Entries shown:
+---+

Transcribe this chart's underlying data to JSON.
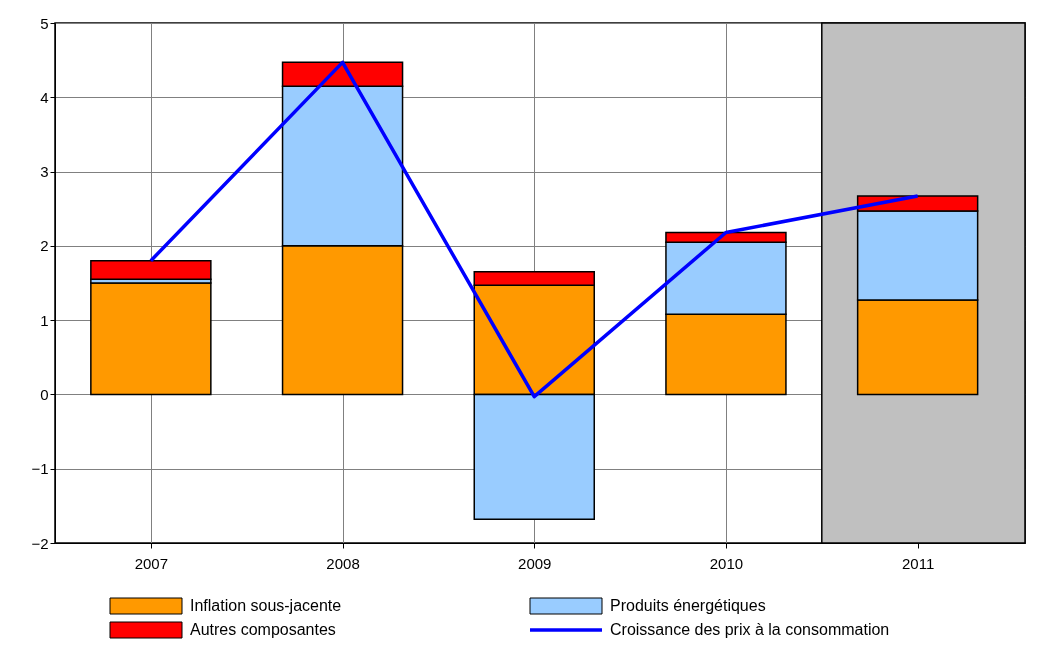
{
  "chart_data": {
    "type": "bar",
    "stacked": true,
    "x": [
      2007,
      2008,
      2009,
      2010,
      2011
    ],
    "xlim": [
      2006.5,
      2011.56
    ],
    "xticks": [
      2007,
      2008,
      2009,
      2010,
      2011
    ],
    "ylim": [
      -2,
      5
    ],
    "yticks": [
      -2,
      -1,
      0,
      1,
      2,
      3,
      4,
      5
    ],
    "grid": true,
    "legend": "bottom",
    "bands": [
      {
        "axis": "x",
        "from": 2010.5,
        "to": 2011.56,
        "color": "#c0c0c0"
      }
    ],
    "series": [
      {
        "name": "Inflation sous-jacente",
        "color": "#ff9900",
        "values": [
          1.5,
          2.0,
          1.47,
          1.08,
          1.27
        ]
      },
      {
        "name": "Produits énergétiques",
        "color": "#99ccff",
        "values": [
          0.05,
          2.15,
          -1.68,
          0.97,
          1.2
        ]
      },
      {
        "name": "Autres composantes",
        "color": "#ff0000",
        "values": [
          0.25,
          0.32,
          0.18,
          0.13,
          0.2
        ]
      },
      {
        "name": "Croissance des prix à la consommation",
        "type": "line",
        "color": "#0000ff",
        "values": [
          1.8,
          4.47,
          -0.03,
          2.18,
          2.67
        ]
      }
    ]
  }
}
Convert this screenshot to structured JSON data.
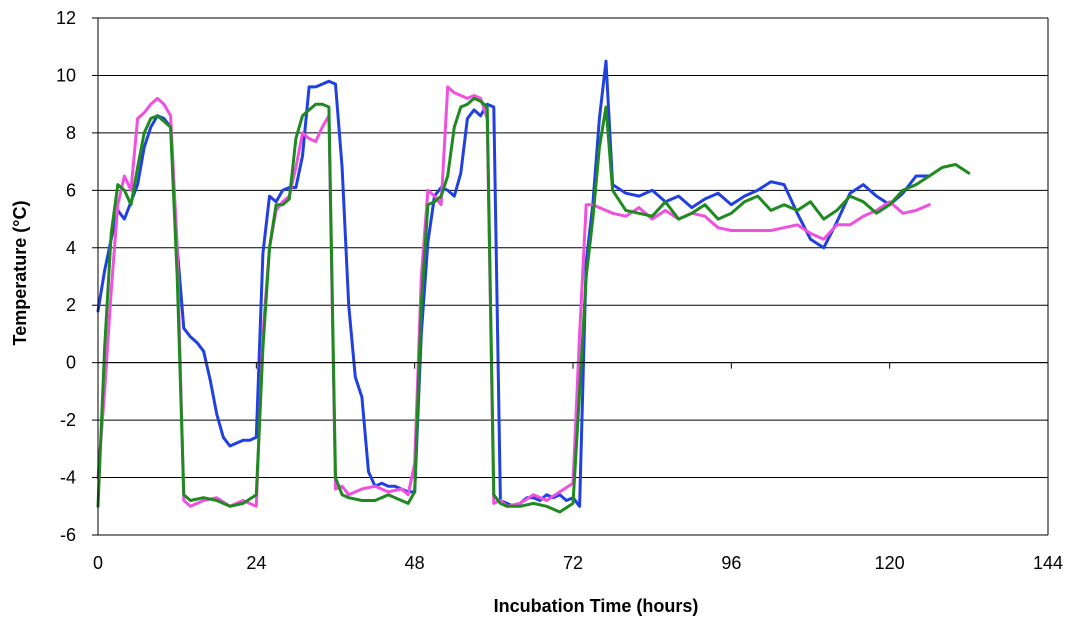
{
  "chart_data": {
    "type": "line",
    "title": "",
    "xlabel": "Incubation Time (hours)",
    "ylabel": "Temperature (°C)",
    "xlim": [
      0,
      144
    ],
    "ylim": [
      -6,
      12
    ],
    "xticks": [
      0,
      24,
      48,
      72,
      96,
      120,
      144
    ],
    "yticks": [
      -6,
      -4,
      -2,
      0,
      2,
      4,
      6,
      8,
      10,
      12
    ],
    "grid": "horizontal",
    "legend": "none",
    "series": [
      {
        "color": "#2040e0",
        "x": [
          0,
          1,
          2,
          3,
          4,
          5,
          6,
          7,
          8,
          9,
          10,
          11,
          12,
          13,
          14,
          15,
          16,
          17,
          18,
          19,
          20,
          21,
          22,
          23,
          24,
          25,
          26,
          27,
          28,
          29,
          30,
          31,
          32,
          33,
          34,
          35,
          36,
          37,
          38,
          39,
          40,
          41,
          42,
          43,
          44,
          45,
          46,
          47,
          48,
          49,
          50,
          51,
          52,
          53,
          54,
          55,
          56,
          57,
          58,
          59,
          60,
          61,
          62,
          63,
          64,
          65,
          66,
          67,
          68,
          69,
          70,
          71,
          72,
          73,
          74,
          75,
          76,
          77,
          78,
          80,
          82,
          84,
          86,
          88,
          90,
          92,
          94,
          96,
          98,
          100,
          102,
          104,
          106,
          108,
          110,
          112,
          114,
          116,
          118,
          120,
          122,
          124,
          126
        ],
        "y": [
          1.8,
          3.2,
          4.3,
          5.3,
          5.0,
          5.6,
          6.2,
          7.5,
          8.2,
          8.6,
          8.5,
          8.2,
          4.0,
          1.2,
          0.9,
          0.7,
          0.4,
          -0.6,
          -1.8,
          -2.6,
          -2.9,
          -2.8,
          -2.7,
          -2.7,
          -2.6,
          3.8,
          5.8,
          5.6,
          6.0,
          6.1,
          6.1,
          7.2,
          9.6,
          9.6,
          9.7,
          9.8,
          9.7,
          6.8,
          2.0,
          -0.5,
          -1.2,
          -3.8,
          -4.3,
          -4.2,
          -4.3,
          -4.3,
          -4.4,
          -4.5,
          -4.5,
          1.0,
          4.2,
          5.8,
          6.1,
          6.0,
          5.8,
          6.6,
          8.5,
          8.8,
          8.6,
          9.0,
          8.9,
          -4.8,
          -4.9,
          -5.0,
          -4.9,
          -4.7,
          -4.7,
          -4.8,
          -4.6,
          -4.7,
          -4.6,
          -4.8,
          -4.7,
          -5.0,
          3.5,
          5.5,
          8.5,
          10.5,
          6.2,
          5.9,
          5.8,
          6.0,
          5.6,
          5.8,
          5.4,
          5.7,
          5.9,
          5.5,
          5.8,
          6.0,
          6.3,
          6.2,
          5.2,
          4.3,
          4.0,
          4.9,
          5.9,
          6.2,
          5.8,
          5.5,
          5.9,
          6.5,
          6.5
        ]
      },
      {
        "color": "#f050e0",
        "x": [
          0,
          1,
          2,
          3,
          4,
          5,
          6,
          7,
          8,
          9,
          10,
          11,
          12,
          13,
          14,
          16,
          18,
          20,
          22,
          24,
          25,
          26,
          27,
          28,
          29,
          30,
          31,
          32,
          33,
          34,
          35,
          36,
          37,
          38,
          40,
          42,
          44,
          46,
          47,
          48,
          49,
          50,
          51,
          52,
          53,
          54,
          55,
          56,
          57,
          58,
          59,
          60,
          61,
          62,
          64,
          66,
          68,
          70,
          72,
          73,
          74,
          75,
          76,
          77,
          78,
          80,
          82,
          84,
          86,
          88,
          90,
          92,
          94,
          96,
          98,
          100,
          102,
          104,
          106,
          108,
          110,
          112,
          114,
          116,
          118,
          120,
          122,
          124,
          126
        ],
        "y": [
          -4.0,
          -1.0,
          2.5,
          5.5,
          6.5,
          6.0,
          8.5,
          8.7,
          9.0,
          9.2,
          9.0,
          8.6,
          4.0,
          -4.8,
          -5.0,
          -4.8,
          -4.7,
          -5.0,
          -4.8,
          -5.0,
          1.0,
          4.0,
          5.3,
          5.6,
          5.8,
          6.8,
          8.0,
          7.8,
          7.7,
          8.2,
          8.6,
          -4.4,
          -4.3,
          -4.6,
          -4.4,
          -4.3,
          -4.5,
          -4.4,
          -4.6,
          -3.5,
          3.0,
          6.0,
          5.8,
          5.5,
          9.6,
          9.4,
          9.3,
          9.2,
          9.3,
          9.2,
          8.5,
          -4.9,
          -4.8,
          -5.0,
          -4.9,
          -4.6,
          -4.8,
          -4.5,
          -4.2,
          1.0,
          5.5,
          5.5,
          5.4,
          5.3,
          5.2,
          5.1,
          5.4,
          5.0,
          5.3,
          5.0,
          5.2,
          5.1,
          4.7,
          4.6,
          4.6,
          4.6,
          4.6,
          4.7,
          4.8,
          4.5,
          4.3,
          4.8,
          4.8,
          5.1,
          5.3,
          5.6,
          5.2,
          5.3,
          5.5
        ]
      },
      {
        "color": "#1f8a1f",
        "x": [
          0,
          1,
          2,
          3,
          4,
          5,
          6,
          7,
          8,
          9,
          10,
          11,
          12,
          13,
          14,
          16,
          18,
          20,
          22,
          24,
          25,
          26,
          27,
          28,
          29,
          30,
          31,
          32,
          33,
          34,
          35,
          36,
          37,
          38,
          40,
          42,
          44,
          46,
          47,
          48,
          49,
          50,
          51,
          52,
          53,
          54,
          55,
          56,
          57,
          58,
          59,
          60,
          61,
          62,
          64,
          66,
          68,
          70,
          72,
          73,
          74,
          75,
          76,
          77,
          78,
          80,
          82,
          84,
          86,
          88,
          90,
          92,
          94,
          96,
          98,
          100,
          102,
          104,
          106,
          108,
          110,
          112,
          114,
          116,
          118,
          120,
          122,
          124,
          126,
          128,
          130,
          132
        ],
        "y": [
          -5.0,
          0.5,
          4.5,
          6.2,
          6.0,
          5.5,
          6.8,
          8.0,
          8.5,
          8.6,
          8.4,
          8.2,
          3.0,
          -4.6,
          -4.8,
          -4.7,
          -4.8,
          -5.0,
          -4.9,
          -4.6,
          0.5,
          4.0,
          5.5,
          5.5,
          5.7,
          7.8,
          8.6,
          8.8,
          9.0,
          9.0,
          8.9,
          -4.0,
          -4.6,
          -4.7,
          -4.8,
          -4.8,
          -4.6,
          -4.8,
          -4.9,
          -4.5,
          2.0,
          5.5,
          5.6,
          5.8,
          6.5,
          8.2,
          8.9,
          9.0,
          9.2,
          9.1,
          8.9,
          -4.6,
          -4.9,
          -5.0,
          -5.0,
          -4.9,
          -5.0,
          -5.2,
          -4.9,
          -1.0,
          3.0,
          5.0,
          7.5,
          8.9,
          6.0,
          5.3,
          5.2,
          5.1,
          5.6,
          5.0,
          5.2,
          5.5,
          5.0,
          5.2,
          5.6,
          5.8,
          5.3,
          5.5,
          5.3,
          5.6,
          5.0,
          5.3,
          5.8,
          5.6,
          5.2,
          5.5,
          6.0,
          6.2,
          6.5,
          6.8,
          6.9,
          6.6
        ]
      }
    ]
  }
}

+---+

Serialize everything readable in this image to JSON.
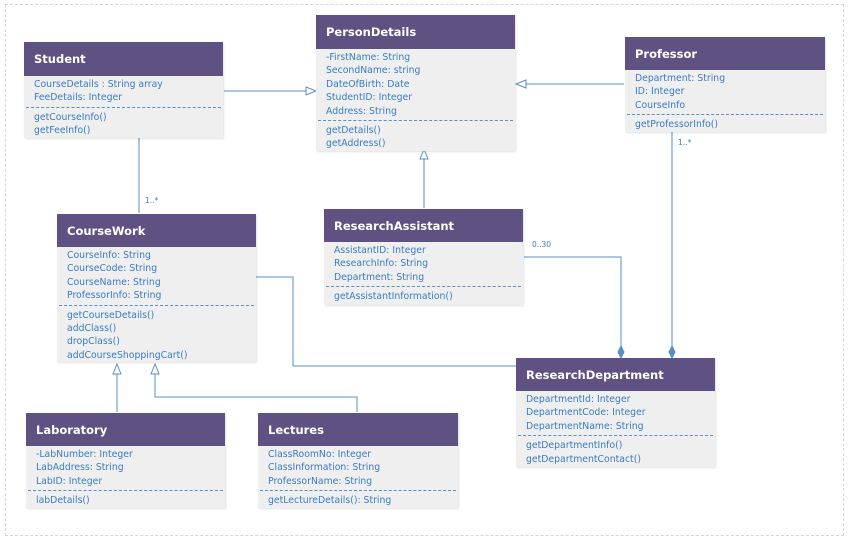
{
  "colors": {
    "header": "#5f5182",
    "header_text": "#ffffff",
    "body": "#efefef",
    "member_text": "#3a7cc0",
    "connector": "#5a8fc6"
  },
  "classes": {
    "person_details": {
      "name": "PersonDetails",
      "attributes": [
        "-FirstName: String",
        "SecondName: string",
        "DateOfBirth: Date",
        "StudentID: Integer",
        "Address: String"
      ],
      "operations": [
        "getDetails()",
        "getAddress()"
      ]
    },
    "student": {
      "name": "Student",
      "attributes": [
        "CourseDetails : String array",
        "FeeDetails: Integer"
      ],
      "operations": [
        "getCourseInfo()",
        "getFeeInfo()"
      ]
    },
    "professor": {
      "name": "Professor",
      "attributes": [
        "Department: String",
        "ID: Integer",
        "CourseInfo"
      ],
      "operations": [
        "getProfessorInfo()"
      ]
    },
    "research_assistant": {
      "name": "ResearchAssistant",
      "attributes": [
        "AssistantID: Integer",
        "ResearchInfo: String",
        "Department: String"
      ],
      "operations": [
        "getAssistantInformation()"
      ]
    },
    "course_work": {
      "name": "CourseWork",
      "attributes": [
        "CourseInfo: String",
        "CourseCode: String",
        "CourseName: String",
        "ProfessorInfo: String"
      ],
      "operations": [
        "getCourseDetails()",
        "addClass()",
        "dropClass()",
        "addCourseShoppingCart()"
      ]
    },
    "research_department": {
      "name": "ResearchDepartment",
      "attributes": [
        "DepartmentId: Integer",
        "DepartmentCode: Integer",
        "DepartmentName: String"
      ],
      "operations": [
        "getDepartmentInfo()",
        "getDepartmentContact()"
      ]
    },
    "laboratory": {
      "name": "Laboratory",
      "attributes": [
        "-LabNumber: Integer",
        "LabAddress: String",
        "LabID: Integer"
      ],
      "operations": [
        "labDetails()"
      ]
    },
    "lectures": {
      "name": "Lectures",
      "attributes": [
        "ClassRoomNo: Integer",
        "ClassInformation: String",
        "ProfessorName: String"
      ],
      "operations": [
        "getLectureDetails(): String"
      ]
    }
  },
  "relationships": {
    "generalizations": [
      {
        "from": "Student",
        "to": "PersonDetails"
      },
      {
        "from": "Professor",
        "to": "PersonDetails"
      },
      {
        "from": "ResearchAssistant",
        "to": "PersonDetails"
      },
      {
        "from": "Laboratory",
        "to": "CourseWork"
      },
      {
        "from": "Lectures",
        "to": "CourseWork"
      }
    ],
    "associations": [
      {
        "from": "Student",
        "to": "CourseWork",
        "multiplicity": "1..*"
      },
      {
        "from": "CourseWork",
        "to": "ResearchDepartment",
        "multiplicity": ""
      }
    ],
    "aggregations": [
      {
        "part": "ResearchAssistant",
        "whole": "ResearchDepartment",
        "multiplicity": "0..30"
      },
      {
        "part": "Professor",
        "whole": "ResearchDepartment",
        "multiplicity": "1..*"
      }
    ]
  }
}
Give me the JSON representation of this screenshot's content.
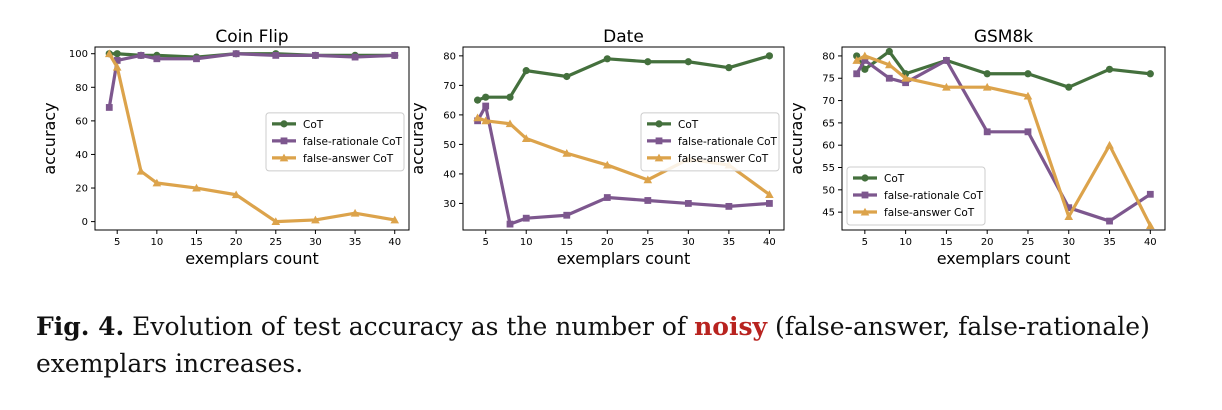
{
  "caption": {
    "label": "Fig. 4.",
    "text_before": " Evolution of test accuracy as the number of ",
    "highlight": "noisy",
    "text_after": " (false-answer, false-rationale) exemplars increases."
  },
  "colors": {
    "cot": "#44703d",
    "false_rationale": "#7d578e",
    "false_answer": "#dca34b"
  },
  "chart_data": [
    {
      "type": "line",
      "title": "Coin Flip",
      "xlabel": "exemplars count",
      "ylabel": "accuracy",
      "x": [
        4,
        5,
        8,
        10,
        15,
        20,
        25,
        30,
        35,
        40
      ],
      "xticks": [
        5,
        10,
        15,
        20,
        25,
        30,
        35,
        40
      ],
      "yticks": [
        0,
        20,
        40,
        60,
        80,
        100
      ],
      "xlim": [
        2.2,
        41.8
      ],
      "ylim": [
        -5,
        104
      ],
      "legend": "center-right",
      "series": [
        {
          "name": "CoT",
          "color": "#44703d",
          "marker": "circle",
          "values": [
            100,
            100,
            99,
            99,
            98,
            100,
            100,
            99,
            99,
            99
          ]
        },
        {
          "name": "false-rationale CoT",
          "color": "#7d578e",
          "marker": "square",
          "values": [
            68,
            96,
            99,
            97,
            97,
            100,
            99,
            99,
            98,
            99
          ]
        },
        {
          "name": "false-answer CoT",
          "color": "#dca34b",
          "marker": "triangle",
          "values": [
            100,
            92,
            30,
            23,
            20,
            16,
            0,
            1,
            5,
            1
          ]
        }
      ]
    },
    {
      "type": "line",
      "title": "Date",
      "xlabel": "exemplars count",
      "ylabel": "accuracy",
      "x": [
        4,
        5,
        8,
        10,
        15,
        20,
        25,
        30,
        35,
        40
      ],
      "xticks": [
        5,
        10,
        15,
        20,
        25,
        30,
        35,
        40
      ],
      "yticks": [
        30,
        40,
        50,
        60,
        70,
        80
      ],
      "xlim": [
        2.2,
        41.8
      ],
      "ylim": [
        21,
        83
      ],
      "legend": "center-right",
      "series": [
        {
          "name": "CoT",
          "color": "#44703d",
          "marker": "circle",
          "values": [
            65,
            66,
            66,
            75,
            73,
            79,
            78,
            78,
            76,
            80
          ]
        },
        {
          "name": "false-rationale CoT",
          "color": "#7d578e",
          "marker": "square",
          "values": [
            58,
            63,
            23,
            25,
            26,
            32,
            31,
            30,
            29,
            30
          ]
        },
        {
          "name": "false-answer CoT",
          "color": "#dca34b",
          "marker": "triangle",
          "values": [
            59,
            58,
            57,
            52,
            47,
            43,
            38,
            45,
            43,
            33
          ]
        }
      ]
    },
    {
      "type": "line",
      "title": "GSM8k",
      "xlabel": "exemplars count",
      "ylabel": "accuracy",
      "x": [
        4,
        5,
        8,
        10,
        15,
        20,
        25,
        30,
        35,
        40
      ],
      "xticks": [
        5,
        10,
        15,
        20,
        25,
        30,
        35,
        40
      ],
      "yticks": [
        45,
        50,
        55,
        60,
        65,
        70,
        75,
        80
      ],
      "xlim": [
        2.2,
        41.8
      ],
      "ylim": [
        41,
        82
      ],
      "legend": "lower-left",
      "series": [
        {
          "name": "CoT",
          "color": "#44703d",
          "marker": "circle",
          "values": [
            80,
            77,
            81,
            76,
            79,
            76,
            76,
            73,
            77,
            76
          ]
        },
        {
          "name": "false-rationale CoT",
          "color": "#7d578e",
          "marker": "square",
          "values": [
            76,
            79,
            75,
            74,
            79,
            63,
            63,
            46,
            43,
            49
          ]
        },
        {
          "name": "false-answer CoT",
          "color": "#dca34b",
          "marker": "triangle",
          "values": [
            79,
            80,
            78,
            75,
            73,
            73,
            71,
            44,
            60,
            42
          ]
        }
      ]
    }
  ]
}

+---+

What needs to be done: Select all lines in the listing above where the word "this" appears, and show them.

Final answer:
Transcribe this chart's underlying data to JSON.
Convert this screenshot to structured JSON data.
Serialize everything readable in this image to JSON.
Give me the JSON representation of this screenshot's content.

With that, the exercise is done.